▸ What to produce:
Filter the lines below, copying only those with the string "stand".

▸ Dataset rows:
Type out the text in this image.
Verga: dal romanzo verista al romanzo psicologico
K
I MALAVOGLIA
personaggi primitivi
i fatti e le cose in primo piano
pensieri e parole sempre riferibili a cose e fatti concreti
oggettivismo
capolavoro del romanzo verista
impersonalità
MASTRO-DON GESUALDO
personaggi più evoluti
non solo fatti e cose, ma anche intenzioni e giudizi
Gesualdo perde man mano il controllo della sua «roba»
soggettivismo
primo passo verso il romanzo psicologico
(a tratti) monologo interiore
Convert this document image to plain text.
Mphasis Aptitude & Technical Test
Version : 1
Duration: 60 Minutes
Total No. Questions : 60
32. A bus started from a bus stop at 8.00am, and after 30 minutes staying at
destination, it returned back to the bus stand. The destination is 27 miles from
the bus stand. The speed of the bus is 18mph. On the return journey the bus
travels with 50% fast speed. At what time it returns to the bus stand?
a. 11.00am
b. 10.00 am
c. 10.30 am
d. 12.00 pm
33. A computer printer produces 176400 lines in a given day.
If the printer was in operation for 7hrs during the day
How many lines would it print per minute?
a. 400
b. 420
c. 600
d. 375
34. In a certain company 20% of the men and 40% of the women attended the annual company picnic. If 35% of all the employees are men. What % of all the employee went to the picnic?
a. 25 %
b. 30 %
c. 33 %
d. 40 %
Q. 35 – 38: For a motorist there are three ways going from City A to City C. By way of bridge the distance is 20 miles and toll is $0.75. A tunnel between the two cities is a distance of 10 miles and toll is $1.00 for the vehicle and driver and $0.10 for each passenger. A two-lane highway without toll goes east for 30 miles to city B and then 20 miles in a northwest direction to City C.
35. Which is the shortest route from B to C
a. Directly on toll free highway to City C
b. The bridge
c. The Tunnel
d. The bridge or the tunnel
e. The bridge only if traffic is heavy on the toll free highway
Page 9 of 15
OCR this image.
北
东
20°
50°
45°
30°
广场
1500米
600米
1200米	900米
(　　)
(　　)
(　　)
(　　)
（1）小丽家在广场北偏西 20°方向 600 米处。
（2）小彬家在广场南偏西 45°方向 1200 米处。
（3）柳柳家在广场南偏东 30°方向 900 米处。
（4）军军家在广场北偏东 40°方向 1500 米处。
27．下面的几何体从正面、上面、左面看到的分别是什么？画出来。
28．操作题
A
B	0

▸ Right answer:
destination, it returned back to the bus stand. The destination is 27 miles from
the bus stand. The speed of the bus is 18mph. On the return journey the bus
travels with 50% fast speed. At what time it returns to the bus stand?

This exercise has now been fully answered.